INSTRUÇÕES.
a) Resuma em duas frases o trecho sobre a tomada de reféns nos Jogos Olímpicos de Munique.
b) Reescreva a parte das entradas que começa na linha que contém "tab-slot-2[interactable]: 2 - 母带压线硬件效果器" e termina na linha que contém "tick-label: 4 [438,162,446,175]", trocando "vent-grille" por "grade-ventilação" e mantendo todo o restante inalterado.

TRECHO FORNECIDO.
------------------------------------------------
Há 51 anos, a tomada de reféns desestabilizou os Jogos Olímpicos de Munique. Em 5 de setembro de 1972, quando os Jogos já estavam em andamento, o terror se instalou. Um comando terrorista palestino, apelidado de “Setembro Negro” em memória da sangrenta repressão aos combatentes palestinos na Jordânia, em setembro de 1970, fez atletas israelenses de reféns.  

Para fazer com que as pessoas esquecessem o passado nazista do país, as autoridades alemãs adotaram um dispositivo de segurança vulnerável. No momento da tomada de reféns, a polícia no entorno da Vila Olímpica estava desarmada. 

Sediar os Jogos Olímpicos deveria representar um sucesso simbólico para a Alemanha Ocidental, que queria apagar da memória a Olimpíada nazista de Berlim, de 1936. De acordo com Thierry Terret, especialista em esporte e Jogos Olímpicos, a Alemanha Ocidental buscava afirmar a sua superioridade sobre a vizinha e rival política, a República Democrática Alemã, a RDA, que havia terminado à frente dela no quadro de medalhas na Olimpíada anterior.  

“A imagem seria catastrófica para a República Federal da Alemanha, que não apenas ficaria atrás da RDA nos resultados esportivos, mas principalmente mostraria a sua incapacidade de responder a uma das piores crises da história dos Jogos Olímpicos com a tomada de reféns israelenses pelo grupo terrorista palestino Setembro Negro na Vila Olímpica”, analisa Thierry Terret, em entrevistada à RFI.  

Era o décimo primeiro dia dos Jogos Olímpicos de Munique. Na madrugada doa dia 5 de setembro de 1972, um comando de oito palestinos entrou na Vila Olímpica. Vestidos como atletas, os terroristas conseguiram entrar no pavilhão da delegação masculina de Israel, localizado na Connollystrasse, 31. Eles entraram sem grandes dificuldades, não encontrando nenhum obstáculo, já que o país organizador havia optado por descartar  medidas de segurança reforçadas. O objetivo era contrastar com os "Jogos Olímpicos da vergonha", organizados pelo regime nazista em Berlim, em 1936, que aconteceram sob forte vigilância policial.
------------------------------------------------
EXTRATO DE DADOS.
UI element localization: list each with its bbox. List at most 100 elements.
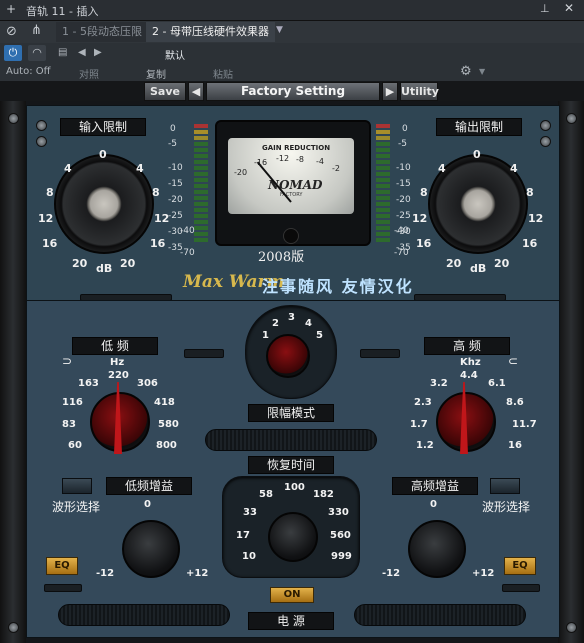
tab-slot-2[interactable]: 2 - 母带压线硬件效果器 [146,22,275,42]
freq-label: 4.4 [460,370,478,381]
vent-grille [58,604,230,626]
vu-scale-label: -5 [398,139,407,149]
recovery-label: 330 [328,507,349,518]
tick-label: 4 [438,162,446,175]
tick-label: 8 [46,186,54,199]
tab-slot-1[interactable]: 1 - 5段动态压限 [56,22,148,42]
high-gain-knob[interactable] [408,520,466,578]
tab-dropdown-icon[interactable]: ▼ [276,25,283,35]
high-wave-select-label: 波形选择 [482,500,531,514]
close-icon[interactable]: ✕ [564,1,574,15]
tick-label: 12 [38,212,54,225]
freq-label: 163 [78,378,99,389]
meter-scale-label: -20 [234,168,248,177]
meter-adjust-screw[interactable] [283,228,299,244]
gain-label: +12 [186,568,209,579]
save-button[interactable]: Save [144,82,186,101]
low-gain-knob[interactable] [122,520,180,578]
tick-label: 20 [72,257,88,270]
vu-scale-label: 0 [402,124,408,134]
recovery-label: 58 [259,489,273,500]
db-label: dB [470,262,487,275]
preset-next-button[interactable]: ▶ [382,82,398,101]
host-tab-row: ⊘ ⋔ 1 - 5段动态压限 2 - 母带压线硬件效果器 ▼ [0,21,584,44]
output-knob-dial[interactable]: 0 4 8 12 16 20 dB 20 16 12 8 4 [408,142,548,276]
vu-scale-label: -20 [396,195,411,205]
vent-grille [354,604,526,626]
host-preset-row: ⏻ ◠ ▤ ◀ ▶ 默认 Auto: Off 对照 复制 粘贴 ⚙ ▼ [0,43,584,82]
recovery-knob[interactable] [268,512,318,562]
mode-label: 2 [272,318,279,329]
low-wave-select-button[interactable] [62,478,92,494]
tick-label: 20 [120,257,136,270]
high-band-label: 高 频 [424,337,510,355]
vu-scale-label: -25 [396,211,411,221]
gear-icon[interactable]: ⚙ [460,64,472,79]
meter-scale-label: -4 [316,157,324,166]
power-label: 电 源 [248,612,334,630]
input-knob-dial[interactable]: 0 4 8 12 16 20 dB 20 16 12 8 4 [34,142,174,276]
low-eq-button[interactable]: EQ [46,557,78,575]
power-toggle-icon[interactable]: ⏻ [4,45,22,61]
prev-preset-icon[interactable]: ◀ [78,47,86,58]
recovery-label: 33 [243,507,257,518]
paste-button[interactable]: 粘贴 [213,66,233,81]
settings-dropdown-icon[interactable]: ▼ [479,67,485,76]
high-wave-select-button[interactable] [490,478,520,494]
low-unit: Hz [110,357,125,368]
vu-scale-label: -25 [168,211,183,221]
routing-icon[interactable]: ⋔ [31,23,42,38]
preset-name[interactable]: 默认 [165,47,185,62]
tick-label: 8 [152,186,160,199]
gain-label: 0 [430,499,437,510]
compare-button[interactable]: 对照 [79,66,99,81]
mode-label: 1 [262,330,269,341]
vu-scale-label: -70 [394,248,409,258]
slot [44,584,82,592]
low-band-label: 低 频 [72,337,158,355]
slot [502,584,540,592]
tick-label: 16 [522,237,538,250]
host-title-bar: + 音轨 11 - 插入 ⊥ ✕ [0,0,584,21]
mode-label: 4 [305,318,312,329]
output-limit-label: 输出限制 [436,118,522,136]
vu-scale-label: -15 [396,179,411,189]
automation-icon[interactable]: ◠ [28,45,46,61]
freq-label: 580 [158,419,179,430]
meter-face: GAIN REDUCTION -20 -16 -12 -8 -4 -2 NOMA… [228,138,354,214]
mode-selector-knob[interactable] [266,334,310,378]
pin-icon[interactable]: ⊥ [540,2,550,15]
recovery-label: 560 [330,530,351,541]
meter-title: GAIN REDUCTION [262,144,331,152]
rack-screw [566,622,577,633]
limit-mode-label: 限幅模式 [248,404,334,422]
vu-scale-label: -40 [394,226,409,236]
plus-icon[interactable]: + [6,2,16,16]
low-shelf-icon: ⊃ [62,354,73,368]
high-gain-label: 高频增益 [392,477,478,495]
preset-prev-button[interactable]: ◀ [188,82,204,101]
tick-label: 16 [42,237,58,250]
utility-button[interactable]: Utility [400,82,439,101]
vu-scale-label: -5 [168,139,177,149]
recovery-label: 100 [284,482,305,493]
on-button[interactable]: ON [270,587,314,603]
copy-button[interactable]: 复制 [146,66,166,81]
freq-label: 60 [68,440,82,451]
mode-label: 5 [316,330,323,341]
freq-label: 16 [508,440,522,451]
next-preset-icon[interactable]: ▶ [94,47,102,58]
tick-label: 16 [416,237,432,250]
freq-label: 8.6 [506,397,524,408]
preset-display[interactable]: Factory Setting [206,82,380,101]
tick-label: 16 [150,237,166,250]
window-title: 音轨 11 - 插入 [26,5,99,18]
tick-label: 20 [446,257,462,270]
bypass-icon[interactable]: ⊘ [6,24,17,39]
high-eq-button[interactable]: EQ [504,557,536,575]
auto-state[interactable]: Auto: Off [6,66,51,77]
vu-scale-label: -20 [168,195,183,205]
preset-menu-icon[interactable]: ▤ [58,47,67,58]
freq-label: 11.7 [512,419,537,430]
right-rack-ear [558,101,584,643]
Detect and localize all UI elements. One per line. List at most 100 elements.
------------------------------------------------
SOLUÇÕES POR TAREFA.
a) Em 5 de setembro de 1972, durante os Jogos Olímpicos de Munique, um comando terrorista palestino apelidado de "Setembro Negro" entrou na Vila Olímpica vestido como atletas e fez atletas israelenses de reféns. Os terroristas não encontraram grandes obstáculos, pois a Alemanha Ocidental, que queria apagar da memória a Olimpíada nazista de Berlim, de 1936, havia descartado medidas de segurança reforçadas, e a polícia no entorno da Vila Olímpica estava desarmada.

b)
tab-slot-2[interactable]: 2 - 母带压线硬件效果器 [146,22,275,42]
freq-label: 4.4 [460,370,478,381]
grade-ventilação [58,604,230,626]
vu-scale-label: -5 [398,139,407,149]
recovery-label: 330 [328,507,349,518]
tick-label: 4 [438,162,446,175]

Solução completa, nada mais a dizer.